**EXCERPT PROVIDED:**
□ □ □ □
Pursuant to Section 19(b)(1) of the Securities Exchange Act of 1934 (“Act”) [1] and Rule 19b-4 thereunder,[2] notice is hereby given that, on July 29, 2009, NYSE Arca, Inc. (“NYSE Arca” or “Exchange”) filed with the Securities and Exchange Commission (“Commission”) the proposed rule change as described in Items I, II, and III below, which Items have been prepared by the self-regulatory organization. The Commission is publishing this notice to solicit comments on the proposed rule change from interested persons.

I. Self-Regulatory Organization's Statement of the Terms of Substance of the Proposed Rule Change

The Exchange proposes to amend Rule 10.12-Minor Rule Plan. The text of the proposed rule change is attached as Exhibit 5 to the 19b-4 form. A copy of this filing is available on the Exchange's Web site at http://www.nyse.com, at the Exchange's principal office and at the Commission's Public Reference Room.

II. Self-Regulatory Organization's Statement of the Purpose of, and Statutory Basis for, the Proposed Rule Change

In its filing with the Commission, the self-regulatory organization included statements concerning the purpose of and basis for the proposed rule change and discussed any comments it received on the proposed rule change. The text of those statements may be examined at the places specified in Item IV below. The Exchange has prepared summaries, set forth in sections A, B, and C below, of the most significant parts of such statements.
□ □ □ □
**TASK INSTRUCTIONS:**
**A)** In the SEC notice, which rule does the Exchange propose to amend?
**B)** Report every line of the records that contains the string "caption".
The records are unrelated to the SEC notice.

(Records)
□ □ □ □
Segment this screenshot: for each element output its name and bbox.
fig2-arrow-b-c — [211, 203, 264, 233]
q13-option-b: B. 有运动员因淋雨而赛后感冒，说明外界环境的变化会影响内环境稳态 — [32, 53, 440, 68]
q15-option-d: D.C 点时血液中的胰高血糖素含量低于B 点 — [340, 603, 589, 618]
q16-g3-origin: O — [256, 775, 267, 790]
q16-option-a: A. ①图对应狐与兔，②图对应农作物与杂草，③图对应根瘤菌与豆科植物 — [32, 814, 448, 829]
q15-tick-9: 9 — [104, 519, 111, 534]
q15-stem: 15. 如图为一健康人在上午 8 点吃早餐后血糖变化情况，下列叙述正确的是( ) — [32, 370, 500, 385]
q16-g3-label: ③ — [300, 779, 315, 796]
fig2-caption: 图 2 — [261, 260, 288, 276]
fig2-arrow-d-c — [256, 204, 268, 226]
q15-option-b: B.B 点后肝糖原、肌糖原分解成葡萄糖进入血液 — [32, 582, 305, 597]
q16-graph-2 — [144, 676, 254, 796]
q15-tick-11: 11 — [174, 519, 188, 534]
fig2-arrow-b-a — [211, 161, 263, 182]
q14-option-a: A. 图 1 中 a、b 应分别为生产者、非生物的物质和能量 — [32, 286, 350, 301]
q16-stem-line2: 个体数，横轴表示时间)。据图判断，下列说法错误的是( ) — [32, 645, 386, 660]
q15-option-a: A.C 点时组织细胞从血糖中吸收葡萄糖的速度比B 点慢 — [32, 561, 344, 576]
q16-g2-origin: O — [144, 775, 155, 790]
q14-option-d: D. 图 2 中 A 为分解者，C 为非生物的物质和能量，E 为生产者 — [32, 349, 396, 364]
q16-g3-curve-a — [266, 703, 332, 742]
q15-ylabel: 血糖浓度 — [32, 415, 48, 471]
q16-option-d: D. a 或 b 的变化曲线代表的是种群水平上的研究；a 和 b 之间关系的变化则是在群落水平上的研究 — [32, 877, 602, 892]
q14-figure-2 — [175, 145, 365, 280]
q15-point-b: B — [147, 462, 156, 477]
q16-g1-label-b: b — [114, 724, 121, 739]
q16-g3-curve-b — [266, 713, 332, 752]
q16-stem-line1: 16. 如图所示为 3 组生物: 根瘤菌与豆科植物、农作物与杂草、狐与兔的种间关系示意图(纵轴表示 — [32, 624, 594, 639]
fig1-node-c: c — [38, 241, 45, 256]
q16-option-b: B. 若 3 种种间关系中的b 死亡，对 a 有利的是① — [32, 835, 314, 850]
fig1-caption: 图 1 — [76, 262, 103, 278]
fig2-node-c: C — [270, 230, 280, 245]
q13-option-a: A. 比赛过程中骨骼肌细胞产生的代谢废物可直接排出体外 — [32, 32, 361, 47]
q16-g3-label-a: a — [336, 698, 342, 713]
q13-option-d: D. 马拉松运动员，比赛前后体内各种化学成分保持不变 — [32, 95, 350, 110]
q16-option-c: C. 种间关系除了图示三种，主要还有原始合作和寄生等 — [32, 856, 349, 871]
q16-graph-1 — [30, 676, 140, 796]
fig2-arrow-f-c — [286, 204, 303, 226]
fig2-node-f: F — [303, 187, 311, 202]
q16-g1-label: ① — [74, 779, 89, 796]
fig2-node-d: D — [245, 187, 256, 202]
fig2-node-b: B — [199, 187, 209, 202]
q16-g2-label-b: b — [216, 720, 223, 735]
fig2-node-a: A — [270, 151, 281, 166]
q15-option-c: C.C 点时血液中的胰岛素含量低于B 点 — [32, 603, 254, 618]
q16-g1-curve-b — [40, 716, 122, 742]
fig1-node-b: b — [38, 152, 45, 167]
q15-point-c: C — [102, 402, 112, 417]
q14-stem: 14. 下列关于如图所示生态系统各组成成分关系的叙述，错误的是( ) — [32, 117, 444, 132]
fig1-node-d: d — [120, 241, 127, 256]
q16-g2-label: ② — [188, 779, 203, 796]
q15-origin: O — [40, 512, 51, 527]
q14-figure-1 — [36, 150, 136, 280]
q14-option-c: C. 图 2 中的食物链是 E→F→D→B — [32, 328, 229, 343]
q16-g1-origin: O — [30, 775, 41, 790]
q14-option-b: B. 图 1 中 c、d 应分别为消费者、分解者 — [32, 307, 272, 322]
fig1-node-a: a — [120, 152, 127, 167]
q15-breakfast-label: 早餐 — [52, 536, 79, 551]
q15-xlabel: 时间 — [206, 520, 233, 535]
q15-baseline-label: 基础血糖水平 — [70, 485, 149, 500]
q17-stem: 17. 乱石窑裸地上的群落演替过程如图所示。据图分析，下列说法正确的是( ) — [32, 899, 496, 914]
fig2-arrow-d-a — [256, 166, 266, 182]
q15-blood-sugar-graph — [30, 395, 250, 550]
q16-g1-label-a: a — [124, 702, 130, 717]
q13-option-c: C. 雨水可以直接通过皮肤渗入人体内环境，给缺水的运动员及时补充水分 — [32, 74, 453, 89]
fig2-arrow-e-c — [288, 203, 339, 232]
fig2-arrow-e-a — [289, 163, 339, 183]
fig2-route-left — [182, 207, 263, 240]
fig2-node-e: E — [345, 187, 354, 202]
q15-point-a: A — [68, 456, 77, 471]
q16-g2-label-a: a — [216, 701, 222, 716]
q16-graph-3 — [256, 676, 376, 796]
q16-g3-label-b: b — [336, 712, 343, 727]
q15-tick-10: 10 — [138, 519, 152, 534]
□ □ □ □
**ANSWERS BY TASK:**
**A)** Rule 10.12-Minor Rule Plan.

**B)**
fig2-caption: 图 2 — [261, 260, 288, 276]
fig1-caption: 图 1 — [76, 262, 103, 278]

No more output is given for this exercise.